→ Exercise aim:
Word for word, repeat the entries, minus the pictures.
______
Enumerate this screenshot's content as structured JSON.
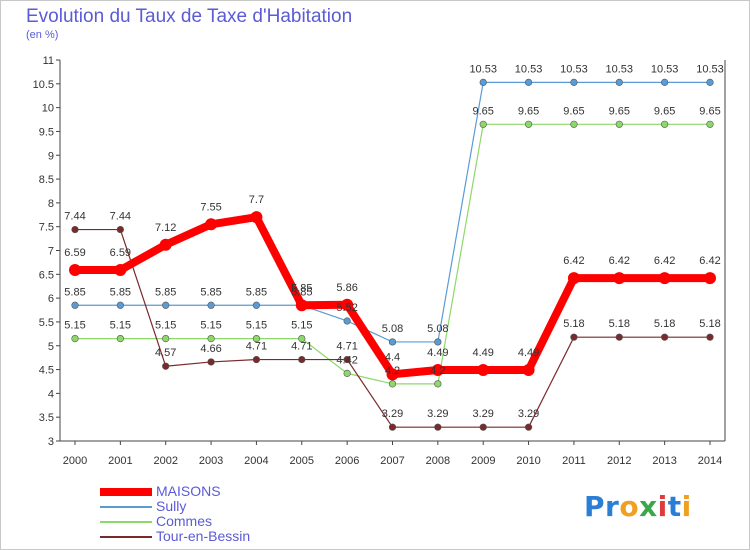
{
  "header": {
    "title": "Evolution du Taux de Taxe d'Habitation",
    "subtitle": "(en %)"
  },
  "logo": {
    "text": "Proxiti",
    "letters": [
      {
        "ch": "P",
        "color": "#2a7fd4"
      },
      {
        "ch": "r",
        "color": "#2a7fd4"
      },
      {
        "ch": "o",
        "color": "#f0a020"
      },
      {
        "ch": "x",
        "color": "#3aa84a"
      },
      {
        "ch": "i",
        "color": "#e03a3a"
      },
      {
        "ch": "t",
        "color": "#2a7fd4"
      },
      {
        "ch": "i",
        "color": "#f0a020"
      }
    ]
  },
  "chart_data": {
    "type": "line",
    "title": "Evolution du Taux de Taxe d'Habitation",
    "subtitle": "(en %)",
    "xlabel": "",
    "ylabel": "",
    "x": [
      "2000",
      "2001",
      "2002",
      "2003",
      "2004",
      "2005",
      "2006",
      "2007",
      "2008",
      "2009",
      "2010",
      "2011",
      "2012",
      "2013",
      "2014"
    ],
    "ylim": [
      3,
      11
    ],
    "yticks": [
      "3",
      "3.5",
      "4",
      "4.5",
      "5",
      "5.5",
      "6",
      "6.5",
      "7",
      "7.5",
      "8",
      "8.5",
      "9",
      "9.5",
      "10",
      "10.5",
      "11"
    ],
    "grid": false,
    "legend_position": "bottom-left",
    "series": [
      {
        "name": "MAISONS",
        "color": "#ff0000",
        "emphasis": true,
        "values": [
          6.59,
          6.59,
          7.12,
          7.55,
          7.7,
          5.85,
          5.86,
          4.4,
          4.49,
          4.49,
          4.49,
          6.42,
          6.42,
          6.42,
          6.42
        ],
        "labels": [
          "6.59",
          "6.59",
          "7.12",
          "7.55",
          "7.7",
          "5.85",
          "5.86",
          "4.4",
          "4.49",
          "4.49",
          "4.49",
          "6.42",
          "6.42",
          "6.42",
          "6.42"
        ]
      },
      {
        "name": "Sully",
        "color": "#5b9bd5",
        "emphasis": false,
        "values": [
          5.85,
          5.85,
          5.85,
          5.85,
          5.85,
          5.85,
          5.52,
          5.08,
          5.08,
          10.53,
          10.53,
          10.53,
          10.53,
          10.53,
          10.53
        ],
        "labels": [
          "5.85",
          "5.85",
          "5.85",
          "5.85",
          "5.85",
          "5.85",
          "5.52",
          "5.08",
          "5.08",
          "10.53",
          "10.53",
          "10.53",
          "10.53",
          "10.53",
          "10.53"
        ]
      },
      {
        "name": "Commes",
        "color": "#8ed86b",
        "emphasis": false,
        "values": [
          5.15,
          5.15,
          5.15,
          5.15,
          5.15,
          5.15,
          4.42,
          4.2,
          4.2,
          9.65,
          9.65,
          9.65,
          9.65,
          9.65,
          9.65
        ],
        "labels": [
          "5.15",
          "5.15",
          "5.15",
          "5.15",
          "5.15",
          "5.15",
          "4.42",
          "4.2",
          "4.2",
          "9.65",
          "9.65",
          "9.65",
          "9.65",
          "9.65",
          "9.65"
        ]
      },
      {
        "name": "Tour-en-Bessin",
        "color": "#7a2a2a",
        "emphasis": false,
        "values": [
          7.44,
          7.44,
          4.57,
          4.66,
          4.71,
          4.71,
          4.71,
          3.29,
          3.29,
          3.29,
          3.29,
          5.18,
          5.18,
          5.18,
          5.18
        ],
        "labels": [
          "7.44",
          "7.44",
          "4.57",
          "4.66",
          "4.71",
          "4.71",
          "4.71",
          "3.29",
          "3.29",
          "3.29",
          "3.29",
          "5.18",
          "5.18",
          "5.18",
          "5.18"
        ]
      }
    ]
  }
}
______
→ Completed task:
Enumerate this screenshot's content as structured JSON.
{
  "header": {
    "title": "Evolution du Taux de Taxe d'Habitation",
    "subtitle": "(en %)"
  },
  "logo": {
    "text": "Proxiti",
    "letters": [
      {
        "ch": "P",
        "color": "#2a7fd4"
      },
      {
        "ch": "r",
        "color": "#2a7fd4"
      },
      {
        "ch": "o",
        "color": "#f0a020"
      },
      {
        "ch": "x",
        "color": "#3aa84a"
      },
      {
        "ch": "i",
        "color": "#e03a3a"
      },
      {
        "ch": "t",
        "color": "#2a7fd4"
      },
      {
        "ch": "i",
        "color": "#f0a020"
      }
    ]
  },
  "chart_data": {
    "type": "line",
    "title": "Evolution du Taux de Taxe d'Habitation",
    "subtitle": "(en %)",
    "xlabel": "",
    "ylabel": "",
    "x": [
      "2000",
      "2001",
      "2002",
      "2003",
      "2004",
      "2005",
      "2006",
      "2007",
      "2008",
      "2009",
      "2010",
      "2011",
      "2012",
      "2013",
      "2014"
    ],
    "ylim": [
      3,
      11
    ],
    "yticks": [
      "3",
      "3.5",
      "4",
      "4.5",
      "5",
      "5.5",
      "6",
      "6.5",
      "7",
      "7.5",
      "8",
      "8.5",
      "9",
      "9.5",
      "10",
      "10.5",
      "11"
    ],
    "grid": false,
    "legend_position": "bottom-left",
    "series": [
      {
        "name": "MAISONS",
        "color": "#ff0000",
        "emphasis": true,
        "values": [
          6.59,
          6.59,
          7.12,
          7.55,
          7.7,
          5.85,
          5.86,
          4.4,
          4.49,
          4.49,
          4.49,
          6.42,
          6.42,
          6.42,
          6.42
        ],
        "labels": [
          "6.59",
          "6.59",
          "7.12",
          "7.55",
          "7.7",
          "5.85",
          "5.86",
          "4.4",
          "4.49",
          "4.49",
          "4.49",
          "6.42",
          "6.42",
          "6.42",
          "6.42"
        ]
      },
      {
        "name": "Sully",
        "color": "#5b9bd5",
        "emphasis": false,
        "values": [
          5.85,
          5.85,
          5.85,
          5.85,
          5.85,
          5.85,
          5.52,
          5.08,
          5.08,
          10.53,
          10.53,
          10.53,
          10.53,
          10.53,
          10.53
        ],
        "labels": [
          "5.85",
          "5.85",
          "5.85",
          "5.85",
          "5.85",
          "5.85",
          "5.52",
          "5.08",
          "5.08",
          "10.53",
          "10.53",
          "10.53",
          "10.53",
          "10.53",
          "10.53"
        ]
      },
      {
        "name": "Commes",
        "color": "#8ed86b",
        "emphasis": false,
        "values": [
          5.15,
          5.15,
          5.15,
          5.15,
          5.15,
          5.15,
          4.42,
          4.2,
          4.2,
          9.65,
          9.65,
          9.65,
          9.65,
          9.65,
          9.65
        ],
        "labels": [
          "5.15",
          "5.15",
          "5.15",
          "5.15",
          "5.15",
          "5.15",
          "4.42",
          "4.2",
          "4.2",
          "9.65",
          "9.65",
          "9.65",
          "9.65",
          "9.65",
          "9.65"
        ]
      },
      {
        "name": "Tour-en-Bessin",
        "color": "#7a2a2a",
        "emphasis": false,
        "values": [
          7.44,
          7.44,
          4.57,
          4.66,
          4.71,
          4.71,
          4.71,
          3.29,
          3.29,
          3.29,
          3.29,
          5.18,
          5.18,
          5.18,
          5.18
        ],
        "labels": [
          "7.44",
          "7.44",
          "4.57",
          "4.66",
          "4.71",
          "4.71",
          "4.71",
          "3.29",
          "3.29",
          "3.29",
          "3.29",
          "5.18",
          "5.18",
          "5.18",
          "5.18"
        ]
      }
    ]
  }
}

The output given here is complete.